[START]

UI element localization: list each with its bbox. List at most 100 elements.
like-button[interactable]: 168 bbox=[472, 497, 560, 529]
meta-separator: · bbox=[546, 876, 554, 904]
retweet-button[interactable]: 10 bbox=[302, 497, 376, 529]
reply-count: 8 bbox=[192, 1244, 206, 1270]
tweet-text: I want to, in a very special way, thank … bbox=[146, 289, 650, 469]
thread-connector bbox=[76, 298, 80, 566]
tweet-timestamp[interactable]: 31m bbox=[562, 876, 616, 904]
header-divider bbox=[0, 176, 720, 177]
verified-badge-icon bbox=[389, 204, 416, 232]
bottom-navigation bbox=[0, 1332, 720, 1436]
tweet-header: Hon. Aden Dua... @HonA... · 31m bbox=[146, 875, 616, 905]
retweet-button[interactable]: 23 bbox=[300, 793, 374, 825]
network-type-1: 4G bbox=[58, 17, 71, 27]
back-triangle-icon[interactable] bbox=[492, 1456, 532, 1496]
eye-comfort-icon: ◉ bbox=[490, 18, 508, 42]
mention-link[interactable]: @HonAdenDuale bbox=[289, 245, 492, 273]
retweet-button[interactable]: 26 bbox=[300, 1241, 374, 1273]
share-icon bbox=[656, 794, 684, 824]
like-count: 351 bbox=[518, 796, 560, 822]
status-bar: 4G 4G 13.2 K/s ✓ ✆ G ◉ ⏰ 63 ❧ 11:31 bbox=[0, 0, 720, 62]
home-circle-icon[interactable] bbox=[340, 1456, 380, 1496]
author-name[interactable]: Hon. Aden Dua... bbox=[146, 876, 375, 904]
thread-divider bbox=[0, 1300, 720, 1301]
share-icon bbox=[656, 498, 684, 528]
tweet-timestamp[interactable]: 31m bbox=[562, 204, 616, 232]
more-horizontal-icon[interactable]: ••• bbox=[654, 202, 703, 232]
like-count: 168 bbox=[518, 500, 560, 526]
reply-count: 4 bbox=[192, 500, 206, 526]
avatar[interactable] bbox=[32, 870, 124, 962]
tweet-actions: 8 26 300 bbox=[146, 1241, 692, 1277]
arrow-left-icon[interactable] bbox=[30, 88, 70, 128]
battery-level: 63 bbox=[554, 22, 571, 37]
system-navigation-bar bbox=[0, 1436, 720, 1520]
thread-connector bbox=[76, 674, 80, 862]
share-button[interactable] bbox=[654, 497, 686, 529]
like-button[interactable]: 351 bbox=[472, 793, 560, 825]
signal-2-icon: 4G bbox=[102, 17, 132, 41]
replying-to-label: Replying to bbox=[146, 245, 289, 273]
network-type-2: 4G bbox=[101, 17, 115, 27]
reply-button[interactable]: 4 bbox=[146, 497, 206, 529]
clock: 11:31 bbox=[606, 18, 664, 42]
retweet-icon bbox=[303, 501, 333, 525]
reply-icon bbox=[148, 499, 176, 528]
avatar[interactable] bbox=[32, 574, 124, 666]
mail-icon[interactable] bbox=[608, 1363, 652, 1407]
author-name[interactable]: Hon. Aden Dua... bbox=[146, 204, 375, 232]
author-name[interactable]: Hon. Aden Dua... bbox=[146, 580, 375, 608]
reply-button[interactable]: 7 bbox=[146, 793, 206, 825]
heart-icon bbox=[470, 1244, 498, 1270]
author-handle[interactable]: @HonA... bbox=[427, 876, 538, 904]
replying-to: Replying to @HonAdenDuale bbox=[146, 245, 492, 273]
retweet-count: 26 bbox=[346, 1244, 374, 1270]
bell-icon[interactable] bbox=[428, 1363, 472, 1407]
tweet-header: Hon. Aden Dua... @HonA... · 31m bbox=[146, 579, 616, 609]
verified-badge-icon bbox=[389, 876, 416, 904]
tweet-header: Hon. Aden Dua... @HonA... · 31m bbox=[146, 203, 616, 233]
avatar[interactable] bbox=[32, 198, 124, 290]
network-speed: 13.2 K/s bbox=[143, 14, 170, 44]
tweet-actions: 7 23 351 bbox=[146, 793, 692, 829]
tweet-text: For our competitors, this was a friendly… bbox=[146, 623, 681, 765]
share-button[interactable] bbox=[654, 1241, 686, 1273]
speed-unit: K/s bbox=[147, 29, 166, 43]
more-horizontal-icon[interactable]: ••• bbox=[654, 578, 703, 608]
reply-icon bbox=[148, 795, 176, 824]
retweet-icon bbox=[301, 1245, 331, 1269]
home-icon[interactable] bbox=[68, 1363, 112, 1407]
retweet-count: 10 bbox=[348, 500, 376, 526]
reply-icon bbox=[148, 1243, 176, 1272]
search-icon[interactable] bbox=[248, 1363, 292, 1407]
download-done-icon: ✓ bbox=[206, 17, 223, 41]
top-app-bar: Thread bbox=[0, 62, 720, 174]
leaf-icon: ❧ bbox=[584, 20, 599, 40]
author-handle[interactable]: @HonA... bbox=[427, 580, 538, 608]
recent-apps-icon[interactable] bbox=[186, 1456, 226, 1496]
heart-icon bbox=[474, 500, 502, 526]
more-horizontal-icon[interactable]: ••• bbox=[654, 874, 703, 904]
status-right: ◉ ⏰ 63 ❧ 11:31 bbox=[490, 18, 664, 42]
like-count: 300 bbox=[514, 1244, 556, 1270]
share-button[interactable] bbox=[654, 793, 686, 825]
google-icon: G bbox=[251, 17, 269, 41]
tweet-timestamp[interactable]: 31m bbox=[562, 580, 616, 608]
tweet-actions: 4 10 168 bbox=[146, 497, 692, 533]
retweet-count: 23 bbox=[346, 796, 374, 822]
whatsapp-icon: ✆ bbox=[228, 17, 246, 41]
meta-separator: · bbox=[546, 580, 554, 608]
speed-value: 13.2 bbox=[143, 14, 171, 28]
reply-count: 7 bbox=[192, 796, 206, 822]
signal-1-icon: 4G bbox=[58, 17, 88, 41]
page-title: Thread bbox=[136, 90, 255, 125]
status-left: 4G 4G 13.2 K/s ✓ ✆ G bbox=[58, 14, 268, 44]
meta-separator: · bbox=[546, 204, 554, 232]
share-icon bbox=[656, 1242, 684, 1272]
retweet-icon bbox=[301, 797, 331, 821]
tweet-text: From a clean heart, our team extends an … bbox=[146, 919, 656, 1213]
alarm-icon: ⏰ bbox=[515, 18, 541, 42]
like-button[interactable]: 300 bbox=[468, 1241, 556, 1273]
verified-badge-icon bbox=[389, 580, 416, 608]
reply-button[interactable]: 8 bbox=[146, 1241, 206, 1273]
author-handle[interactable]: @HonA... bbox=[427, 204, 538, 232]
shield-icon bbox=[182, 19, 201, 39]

[END]

*Aim*
Copy the lines word for word, from the very first one up to and including the line with "tweet-actions: 8 26".

*Solution to the exercise*
UI element localization: list each with its bbox. List at most 100 elements.
like-button[interactable]: 168 bbox=[472, 497, 560, 529]
meta-separator: · bbox=[546, 876, 554, 904]
retweet-button[interactable]: 10 bbox=[302, 497, 376, 529]
reply-count: 8 bbox=[192, 1244, 206, 1270]
tweet-text: I want to, in a very special way, thank … bbox=[146, 289, 650, 469]
thread-connector bbox=[76, 298, 80, 566]
tweet-timestamp[interactable]: 31m bbox=[562, 876, 616, 904]
header-divider bbox=[0, 176, 720, 177]
verified-badge-icon bbox=[389, 204, 416, 232]
bottom-navigation bbox=[0, 1332, 720, 1436]
tweet-header: Hon. Aden Dua... @HonA... · 31m bbox=[146, 875, 616, 905]
retweet-button[interactable]: 23 bbox=[300, 793, 374, 825]
network-type-1: 4G bbox=[58, 17, 71, 27]
back-triangle-icon[interactable] bbox=[492, 1456, 532, 1496]
eye-comfort-icon: ◉ bbox=[490, 18, 508, 42]
mention-link[interactable]: @HonAdenDuale bbox=[289, 245, 492, 273]
retweet-button[interactable]: 26 bbox=[300, 1241, 374, 1273]
share-icon bbox=[656, 794, 684, 824]
like-count: 351 bbox=[518, 796, 560, 822]
status-bar: 4G 4G 13.2 K/s ✓ ✆ G ◉ ⏰ 63 ❧ 11:31 bbox=[0, 0, 720, 62]
home-circle-icon[interactable] bbox=[340, 1456, 380, 1496]
author-name[interactable]: Hon. Aden Dua... bbox=[146, 876, 375, 904]
thread-divider bbox=[0, 1300, 720, 1301]
share-icon bbox=[656, 498, 684, 528]
tweet-timestamp[interactable]: 31m bbox=[562, 204, 616, 232]
more-horizontal-icon[interactable]: ••• bbox=[654, 202, 703, 232]
like-count: 168 bbox=[518, 500, 560, 526]
reply-count: 4 bbox=[192, 500, 206, 526]
avatar[interactable] bbox=[32, 870, 124, 962]
tweet-actions: 8 26 300 bbox=[146, 1241, 692, 1277]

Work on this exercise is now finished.